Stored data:

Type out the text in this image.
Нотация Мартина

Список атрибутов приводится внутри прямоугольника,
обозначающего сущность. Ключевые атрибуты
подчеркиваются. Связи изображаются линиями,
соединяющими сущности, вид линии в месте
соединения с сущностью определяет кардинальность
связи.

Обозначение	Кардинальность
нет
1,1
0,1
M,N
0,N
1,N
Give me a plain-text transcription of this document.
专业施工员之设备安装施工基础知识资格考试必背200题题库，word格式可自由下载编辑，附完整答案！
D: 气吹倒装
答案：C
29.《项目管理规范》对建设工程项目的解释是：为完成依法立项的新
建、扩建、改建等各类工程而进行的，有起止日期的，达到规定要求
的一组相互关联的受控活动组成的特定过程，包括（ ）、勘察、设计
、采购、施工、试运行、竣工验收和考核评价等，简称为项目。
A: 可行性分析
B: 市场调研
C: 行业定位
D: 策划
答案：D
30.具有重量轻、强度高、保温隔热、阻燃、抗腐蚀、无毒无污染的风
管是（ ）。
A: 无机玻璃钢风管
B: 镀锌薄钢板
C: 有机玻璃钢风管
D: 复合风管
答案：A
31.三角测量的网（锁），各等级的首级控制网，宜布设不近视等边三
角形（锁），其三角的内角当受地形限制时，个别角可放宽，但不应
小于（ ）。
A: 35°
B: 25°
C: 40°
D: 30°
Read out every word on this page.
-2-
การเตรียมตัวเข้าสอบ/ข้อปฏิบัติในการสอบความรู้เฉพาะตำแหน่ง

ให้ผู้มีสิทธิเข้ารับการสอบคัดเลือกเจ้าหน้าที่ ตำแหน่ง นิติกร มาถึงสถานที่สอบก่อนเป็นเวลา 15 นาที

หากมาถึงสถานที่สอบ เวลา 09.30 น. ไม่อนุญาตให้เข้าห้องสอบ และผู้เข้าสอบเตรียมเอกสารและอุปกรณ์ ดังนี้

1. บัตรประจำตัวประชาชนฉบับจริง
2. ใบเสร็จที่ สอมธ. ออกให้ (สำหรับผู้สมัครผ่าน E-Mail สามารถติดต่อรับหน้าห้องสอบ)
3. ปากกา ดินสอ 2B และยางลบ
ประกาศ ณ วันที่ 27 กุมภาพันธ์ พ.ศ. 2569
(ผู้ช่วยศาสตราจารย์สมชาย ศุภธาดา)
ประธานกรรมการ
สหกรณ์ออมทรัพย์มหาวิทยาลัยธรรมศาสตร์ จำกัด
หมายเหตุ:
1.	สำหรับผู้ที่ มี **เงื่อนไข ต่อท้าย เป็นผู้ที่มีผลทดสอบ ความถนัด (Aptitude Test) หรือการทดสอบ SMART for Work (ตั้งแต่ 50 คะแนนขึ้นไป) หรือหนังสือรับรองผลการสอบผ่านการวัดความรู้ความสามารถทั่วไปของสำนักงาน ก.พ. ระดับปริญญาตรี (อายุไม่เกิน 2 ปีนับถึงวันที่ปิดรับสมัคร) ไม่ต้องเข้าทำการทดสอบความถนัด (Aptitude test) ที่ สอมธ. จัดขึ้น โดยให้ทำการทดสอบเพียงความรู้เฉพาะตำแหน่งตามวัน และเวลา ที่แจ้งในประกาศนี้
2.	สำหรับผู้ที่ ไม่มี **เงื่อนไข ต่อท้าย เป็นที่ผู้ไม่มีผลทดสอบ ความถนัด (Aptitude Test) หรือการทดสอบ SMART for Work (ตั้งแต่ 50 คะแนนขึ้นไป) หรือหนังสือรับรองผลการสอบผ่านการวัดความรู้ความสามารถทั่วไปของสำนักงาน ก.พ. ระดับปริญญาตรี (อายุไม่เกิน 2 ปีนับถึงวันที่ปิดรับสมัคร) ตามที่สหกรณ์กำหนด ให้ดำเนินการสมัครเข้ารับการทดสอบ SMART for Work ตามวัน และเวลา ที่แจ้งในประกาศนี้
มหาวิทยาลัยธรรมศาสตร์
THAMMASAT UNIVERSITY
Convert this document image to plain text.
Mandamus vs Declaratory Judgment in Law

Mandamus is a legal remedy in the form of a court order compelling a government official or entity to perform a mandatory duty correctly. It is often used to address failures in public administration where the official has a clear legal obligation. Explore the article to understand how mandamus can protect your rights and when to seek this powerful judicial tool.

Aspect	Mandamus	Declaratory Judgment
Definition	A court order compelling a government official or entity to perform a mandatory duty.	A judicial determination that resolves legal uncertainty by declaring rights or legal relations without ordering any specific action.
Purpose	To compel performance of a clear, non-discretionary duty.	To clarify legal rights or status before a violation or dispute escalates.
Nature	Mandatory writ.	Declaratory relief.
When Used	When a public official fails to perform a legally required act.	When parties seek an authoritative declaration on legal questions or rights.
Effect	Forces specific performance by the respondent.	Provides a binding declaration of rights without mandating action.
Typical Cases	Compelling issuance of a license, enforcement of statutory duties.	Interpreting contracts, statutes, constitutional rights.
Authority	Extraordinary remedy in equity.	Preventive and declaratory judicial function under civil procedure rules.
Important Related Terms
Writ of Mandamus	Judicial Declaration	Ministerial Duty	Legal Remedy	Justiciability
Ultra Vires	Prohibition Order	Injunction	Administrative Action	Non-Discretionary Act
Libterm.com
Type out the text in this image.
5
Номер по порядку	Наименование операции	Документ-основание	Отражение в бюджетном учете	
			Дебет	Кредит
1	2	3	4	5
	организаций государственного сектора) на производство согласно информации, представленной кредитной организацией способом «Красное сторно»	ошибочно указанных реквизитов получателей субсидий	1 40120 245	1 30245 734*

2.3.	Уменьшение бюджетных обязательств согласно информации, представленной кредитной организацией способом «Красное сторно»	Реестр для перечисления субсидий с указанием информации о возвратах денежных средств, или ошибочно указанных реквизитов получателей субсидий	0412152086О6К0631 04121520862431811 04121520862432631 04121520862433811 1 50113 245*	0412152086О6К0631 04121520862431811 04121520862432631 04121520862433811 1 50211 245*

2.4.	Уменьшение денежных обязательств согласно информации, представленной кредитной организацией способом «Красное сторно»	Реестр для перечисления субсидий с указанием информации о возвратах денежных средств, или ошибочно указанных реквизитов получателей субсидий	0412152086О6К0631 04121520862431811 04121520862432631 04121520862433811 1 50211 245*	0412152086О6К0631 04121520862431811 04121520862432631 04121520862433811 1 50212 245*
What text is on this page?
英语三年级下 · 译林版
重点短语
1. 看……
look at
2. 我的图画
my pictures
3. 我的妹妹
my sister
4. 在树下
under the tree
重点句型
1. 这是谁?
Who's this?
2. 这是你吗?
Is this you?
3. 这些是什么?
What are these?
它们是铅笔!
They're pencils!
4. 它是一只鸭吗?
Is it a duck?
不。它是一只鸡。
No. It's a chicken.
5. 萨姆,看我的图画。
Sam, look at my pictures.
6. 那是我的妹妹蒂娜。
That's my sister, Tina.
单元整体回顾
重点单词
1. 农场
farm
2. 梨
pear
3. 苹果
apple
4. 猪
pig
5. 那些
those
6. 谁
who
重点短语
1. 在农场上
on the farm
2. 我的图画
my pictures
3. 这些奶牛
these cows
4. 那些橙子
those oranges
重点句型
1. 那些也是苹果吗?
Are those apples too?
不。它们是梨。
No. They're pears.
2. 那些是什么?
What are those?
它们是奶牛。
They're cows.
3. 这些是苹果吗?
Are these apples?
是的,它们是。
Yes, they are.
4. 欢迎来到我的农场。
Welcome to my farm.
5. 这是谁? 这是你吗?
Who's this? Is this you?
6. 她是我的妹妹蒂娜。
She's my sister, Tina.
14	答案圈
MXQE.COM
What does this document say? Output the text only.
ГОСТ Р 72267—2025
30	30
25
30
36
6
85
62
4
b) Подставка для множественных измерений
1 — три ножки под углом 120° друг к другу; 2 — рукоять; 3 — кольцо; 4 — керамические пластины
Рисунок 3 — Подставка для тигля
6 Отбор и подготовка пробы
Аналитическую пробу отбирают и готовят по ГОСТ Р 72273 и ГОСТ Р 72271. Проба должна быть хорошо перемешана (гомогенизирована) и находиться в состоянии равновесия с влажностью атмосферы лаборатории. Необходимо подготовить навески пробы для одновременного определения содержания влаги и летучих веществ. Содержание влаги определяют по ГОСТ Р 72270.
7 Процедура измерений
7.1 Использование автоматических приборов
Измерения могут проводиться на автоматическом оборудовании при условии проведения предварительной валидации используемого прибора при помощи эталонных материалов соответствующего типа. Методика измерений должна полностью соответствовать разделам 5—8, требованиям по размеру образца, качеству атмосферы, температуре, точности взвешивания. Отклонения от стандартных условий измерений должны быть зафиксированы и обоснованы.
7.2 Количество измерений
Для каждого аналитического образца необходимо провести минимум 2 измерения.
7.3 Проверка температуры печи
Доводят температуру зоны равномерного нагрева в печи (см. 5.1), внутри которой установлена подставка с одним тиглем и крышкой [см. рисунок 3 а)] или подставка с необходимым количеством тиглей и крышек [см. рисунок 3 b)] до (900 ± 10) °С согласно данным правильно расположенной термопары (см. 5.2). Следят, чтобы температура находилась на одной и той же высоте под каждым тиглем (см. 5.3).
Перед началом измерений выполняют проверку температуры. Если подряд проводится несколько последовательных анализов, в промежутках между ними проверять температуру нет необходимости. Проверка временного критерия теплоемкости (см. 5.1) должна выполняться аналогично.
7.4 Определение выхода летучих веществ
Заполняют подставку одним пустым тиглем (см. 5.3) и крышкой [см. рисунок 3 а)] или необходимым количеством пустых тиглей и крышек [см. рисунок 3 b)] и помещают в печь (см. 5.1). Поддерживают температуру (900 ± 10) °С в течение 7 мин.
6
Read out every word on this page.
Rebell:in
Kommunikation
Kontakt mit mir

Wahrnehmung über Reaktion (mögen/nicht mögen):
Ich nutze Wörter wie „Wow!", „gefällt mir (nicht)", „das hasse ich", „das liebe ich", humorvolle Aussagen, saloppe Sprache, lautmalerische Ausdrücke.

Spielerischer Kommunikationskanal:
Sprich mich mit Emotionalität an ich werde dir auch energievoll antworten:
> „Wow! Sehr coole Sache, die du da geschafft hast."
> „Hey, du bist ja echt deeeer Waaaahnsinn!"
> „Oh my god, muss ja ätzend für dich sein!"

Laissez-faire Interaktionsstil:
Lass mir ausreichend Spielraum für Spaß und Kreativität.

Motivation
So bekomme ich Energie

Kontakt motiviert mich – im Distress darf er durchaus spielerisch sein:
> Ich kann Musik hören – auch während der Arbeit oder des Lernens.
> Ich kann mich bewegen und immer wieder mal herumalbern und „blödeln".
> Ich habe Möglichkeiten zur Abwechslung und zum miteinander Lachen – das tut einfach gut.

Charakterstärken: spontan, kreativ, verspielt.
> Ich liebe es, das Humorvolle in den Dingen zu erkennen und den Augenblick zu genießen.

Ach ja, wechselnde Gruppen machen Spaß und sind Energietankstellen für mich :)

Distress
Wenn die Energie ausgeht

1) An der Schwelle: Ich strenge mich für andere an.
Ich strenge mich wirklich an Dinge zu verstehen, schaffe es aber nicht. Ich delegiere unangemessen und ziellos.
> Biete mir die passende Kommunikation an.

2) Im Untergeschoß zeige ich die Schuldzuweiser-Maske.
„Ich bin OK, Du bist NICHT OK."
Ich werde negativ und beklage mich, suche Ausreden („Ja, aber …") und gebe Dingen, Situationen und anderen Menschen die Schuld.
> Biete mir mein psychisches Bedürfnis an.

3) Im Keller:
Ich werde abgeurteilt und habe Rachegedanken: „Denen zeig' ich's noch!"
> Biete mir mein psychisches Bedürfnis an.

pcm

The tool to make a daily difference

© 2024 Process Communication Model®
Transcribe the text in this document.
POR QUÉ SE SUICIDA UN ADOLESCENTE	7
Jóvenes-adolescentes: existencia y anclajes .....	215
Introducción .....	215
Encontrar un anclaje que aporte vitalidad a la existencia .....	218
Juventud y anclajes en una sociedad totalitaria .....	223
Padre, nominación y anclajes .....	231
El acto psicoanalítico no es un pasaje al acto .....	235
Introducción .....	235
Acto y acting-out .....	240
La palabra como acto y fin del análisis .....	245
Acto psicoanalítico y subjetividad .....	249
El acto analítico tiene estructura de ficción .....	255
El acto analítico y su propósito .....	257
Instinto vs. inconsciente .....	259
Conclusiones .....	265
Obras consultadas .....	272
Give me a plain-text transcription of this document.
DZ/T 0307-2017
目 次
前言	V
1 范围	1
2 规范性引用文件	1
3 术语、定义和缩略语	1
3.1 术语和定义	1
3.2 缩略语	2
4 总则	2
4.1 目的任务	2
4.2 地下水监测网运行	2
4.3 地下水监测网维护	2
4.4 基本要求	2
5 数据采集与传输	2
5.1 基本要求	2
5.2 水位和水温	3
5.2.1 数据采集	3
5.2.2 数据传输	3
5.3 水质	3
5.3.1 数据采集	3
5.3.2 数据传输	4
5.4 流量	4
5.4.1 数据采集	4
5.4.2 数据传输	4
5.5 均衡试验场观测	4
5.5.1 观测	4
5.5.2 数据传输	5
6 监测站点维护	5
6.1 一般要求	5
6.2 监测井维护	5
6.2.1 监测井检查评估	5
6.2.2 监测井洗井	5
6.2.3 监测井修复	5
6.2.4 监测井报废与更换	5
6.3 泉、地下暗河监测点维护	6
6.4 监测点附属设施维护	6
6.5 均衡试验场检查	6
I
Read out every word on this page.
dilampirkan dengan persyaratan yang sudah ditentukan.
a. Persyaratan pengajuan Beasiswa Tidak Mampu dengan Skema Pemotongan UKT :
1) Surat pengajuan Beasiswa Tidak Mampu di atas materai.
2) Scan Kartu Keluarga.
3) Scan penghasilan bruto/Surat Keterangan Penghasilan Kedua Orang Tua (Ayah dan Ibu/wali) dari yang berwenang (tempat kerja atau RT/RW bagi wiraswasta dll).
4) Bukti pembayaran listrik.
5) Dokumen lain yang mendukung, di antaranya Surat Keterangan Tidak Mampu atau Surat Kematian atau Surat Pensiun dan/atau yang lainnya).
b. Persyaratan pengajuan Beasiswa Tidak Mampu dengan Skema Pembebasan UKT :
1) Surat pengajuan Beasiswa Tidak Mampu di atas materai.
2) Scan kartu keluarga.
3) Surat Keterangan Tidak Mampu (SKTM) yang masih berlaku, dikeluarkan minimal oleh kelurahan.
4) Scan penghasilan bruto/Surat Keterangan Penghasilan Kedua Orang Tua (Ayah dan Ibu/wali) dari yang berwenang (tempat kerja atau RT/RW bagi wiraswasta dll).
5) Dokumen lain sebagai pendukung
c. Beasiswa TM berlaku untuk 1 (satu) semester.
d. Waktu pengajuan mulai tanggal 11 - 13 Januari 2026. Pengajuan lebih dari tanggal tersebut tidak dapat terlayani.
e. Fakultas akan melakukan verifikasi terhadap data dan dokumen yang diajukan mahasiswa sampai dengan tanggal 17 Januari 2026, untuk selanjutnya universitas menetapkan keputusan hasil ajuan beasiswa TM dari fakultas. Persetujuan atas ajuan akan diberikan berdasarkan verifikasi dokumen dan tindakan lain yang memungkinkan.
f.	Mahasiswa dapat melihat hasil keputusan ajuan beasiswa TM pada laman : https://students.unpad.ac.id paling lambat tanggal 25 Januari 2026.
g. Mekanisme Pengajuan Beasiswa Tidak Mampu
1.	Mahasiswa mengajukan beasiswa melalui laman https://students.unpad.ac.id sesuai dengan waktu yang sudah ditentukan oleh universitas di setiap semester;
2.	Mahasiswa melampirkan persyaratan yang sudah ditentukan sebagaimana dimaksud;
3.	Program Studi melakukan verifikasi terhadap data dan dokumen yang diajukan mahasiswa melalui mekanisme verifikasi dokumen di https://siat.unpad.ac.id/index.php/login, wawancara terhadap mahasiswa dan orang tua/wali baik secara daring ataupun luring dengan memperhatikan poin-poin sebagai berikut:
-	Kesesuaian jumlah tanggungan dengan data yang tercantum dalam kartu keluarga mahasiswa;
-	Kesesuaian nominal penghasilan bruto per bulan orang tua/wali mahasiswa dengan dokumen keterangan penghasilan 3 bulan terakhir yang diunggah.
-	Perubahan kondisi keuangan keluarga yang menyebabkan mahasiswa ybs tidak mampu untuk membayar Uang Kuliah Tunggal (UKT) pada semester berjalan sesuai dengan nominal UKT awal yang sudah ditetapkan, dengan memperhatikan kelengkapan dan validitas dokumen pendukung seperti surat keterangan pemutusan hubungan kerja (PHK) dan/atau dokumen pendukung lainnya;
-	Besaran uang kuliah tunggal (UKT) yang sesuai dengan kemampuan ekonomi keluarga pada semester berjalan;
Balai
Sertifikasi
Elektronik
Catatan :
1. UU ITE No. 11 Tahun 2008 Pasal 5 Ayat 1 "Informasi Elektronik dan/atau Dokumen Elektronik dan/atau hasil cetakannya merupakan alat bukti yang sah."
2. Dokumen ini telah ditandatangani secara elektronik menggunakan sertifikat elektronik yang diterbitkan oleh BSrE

• _The task_
From the entries above, copy every line that holds the word "Spaß".

• _Task solution_
Lass mir ausreichend Spielraum für Spaß und Kreativität.
Ach ja, wechselnde Gruppen machen Spaß und sind Energietankstellen für mich :)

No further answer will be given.